-- start DATA PROVIDED --

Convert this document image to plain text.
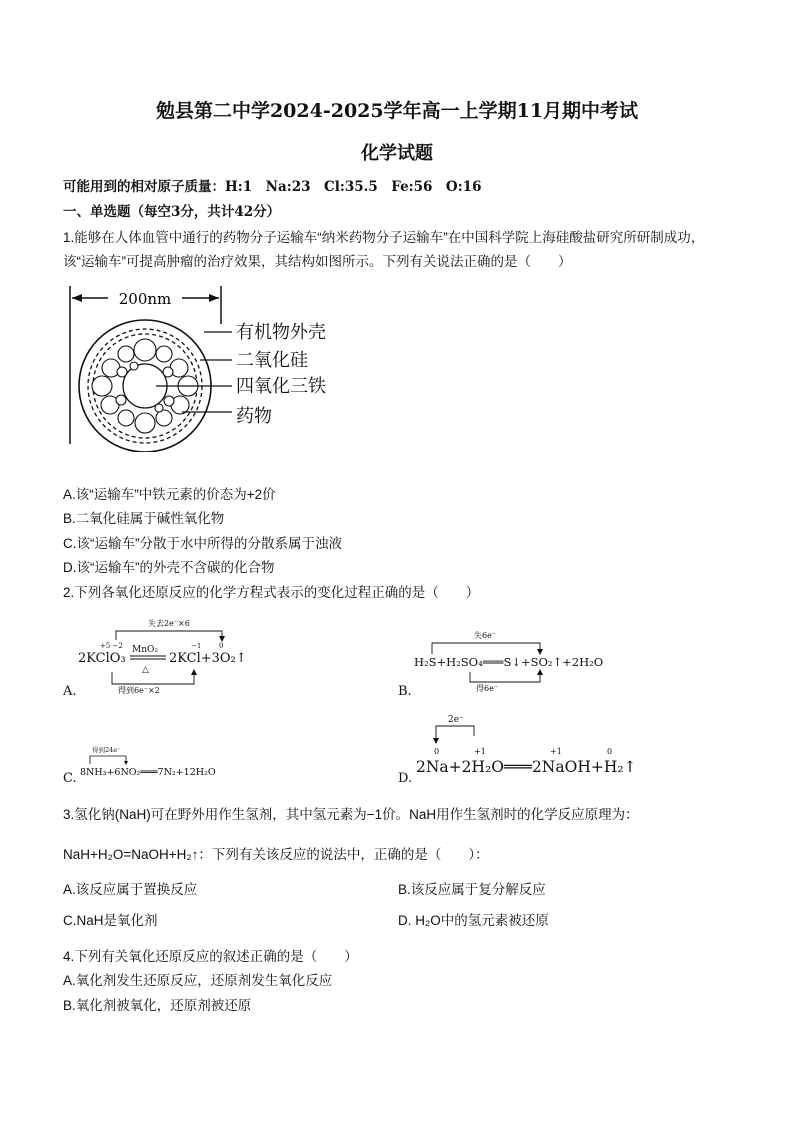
勉县第二中学2024-2025学年高一上学期11月期中考试
化学试题
可能用到的相对原子质量：H:1　Na:23　Cl:35.5　Fe:56　O:16
一、单选题（每空3分，共计42分）
1.能够在人体血管中通行的药物分子运输车“纳米药物分子运输车”在中国科学院上海硅酸盐研究所研制成功，
该“运输车”可提高肿瘤的治疗效果，其结构如图所示。下列有关说法正确的是（　　）
200nm
有机物外壳
二氧化硅
四氧化三铁
药物
A.该“运输车”中铁元素的价态为+2价
B.二氧化硅属于碱性氧化物
C.该“运输车”分散于水中所得的分散系属于浊液
D.该“运输车”的外壳不含碳的化合物
2.下列各氧化还原反应的化学方程式表示的变化过程正确的是（　　）
A.
失去2e⁻×6
得到6e⁻×2
+5 −2	−1	0
2KClO₃
MnO₂
△
2KCl+3O₂↑
B.
失6e⁻
得6e⁻
H₂S+H₂SO₄═══S↓+SO₂↑+2H₂O
C.
得到24e⁻
8NH₃+6NO₂═══7N₂+12H₂O	D.
2e⁻
0	+1	+1	0
2Na+2H₂O═══2NaOH+H₂↑
3.氢化钠(NaH)可在野外用作生氢剂，其中氢元素为−1价。NaH用作生氢剂时的化学反应原理为：
NaH+H₂O=NaOH+H₂↑：下列有关该反应的说法中，正确的是（　　）：
A.该反应属于置换反应	B.该反应属于复分解反应
C.NaH是氧化剂	D. H₂O中的氢元素被还原
4.下列有关氧化还原反应的叙述正确的是（　　）
A.氧化剂发生还原反应，还原剂发生氧化反应
B.氧化剂被氧化，还原剂被还原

-- end DATA PROVIDED --

▸ **WHAT THIS TASK INVOLVES**: Take the listing above and restate it word for word, without its pictures.

▸ **RESULT FOR THIS EXERCISE**:
Convert this document image to plain text.
勉县第二中学2024-2025学年高一上学期11月期中考试
化学试题
可能用到的相对原子质量：H:1　Na:23　Cl:35.5　Fe:56　O:16
一、单选题（每空3分，共计42分）
1.能够在人体血管中通行的药物分子运输车“纳米药物分子运输车”在中国科学院上海硅酸盐研究所研制成功，
该“运输车”可提高肿瘤的治疗效果，其结构如图所示。下列有关说法正确的是（　　）
200nm
有机物外壳
二氧化硅
四氧化三铁
药物
A.该“运输车”中铁元素的价态为+2价
B.二氧化硅属于碱性氧化物
C.该“运输车”分散于水中所得的分散系属于浊液
D.该“运输车”的外壳不含碳的化合物
2.下列各氧化还原反应的化学方程式表示的变化过程正确的是（　　）
A.
失去2e⁻×6
得到6e⁻×2
+5 −2	−1	0
2KClO₃
MnO₂
△
2KCl+3O₂↑
B.
失6e⁻
得6e⁻
H₂S+H₂SO₄═══S↓+SO₂↑+2H₂O
C.
得到24e⁻
8NH₃+6NO₂═══7N₂+12H₂O	D.
2e⁻
0	+1	+1	0
2Na+2H₂O═══2NaOH+H₂↑
3.氢化钠(NaH)可在野外用作生氢剂，其中氢元素为−1价。NaH用作生氢剂时的化学反应原理为：
NaH+H₂O=NaOH+H₂↑：下列有关该反应的说法中，正确的是（　　）：
A.该反应属于置换反应	B.该反应属于复分解反应
C.NaH是氧化剂	D. H₂O中的氢元素被还原
4.下列有关氧化还原反应的叙述正确的是（　　）
A.氧化剂发生还原反应，还原剂发生氧化反应
B.氧化剂被氧化，还原剂被还原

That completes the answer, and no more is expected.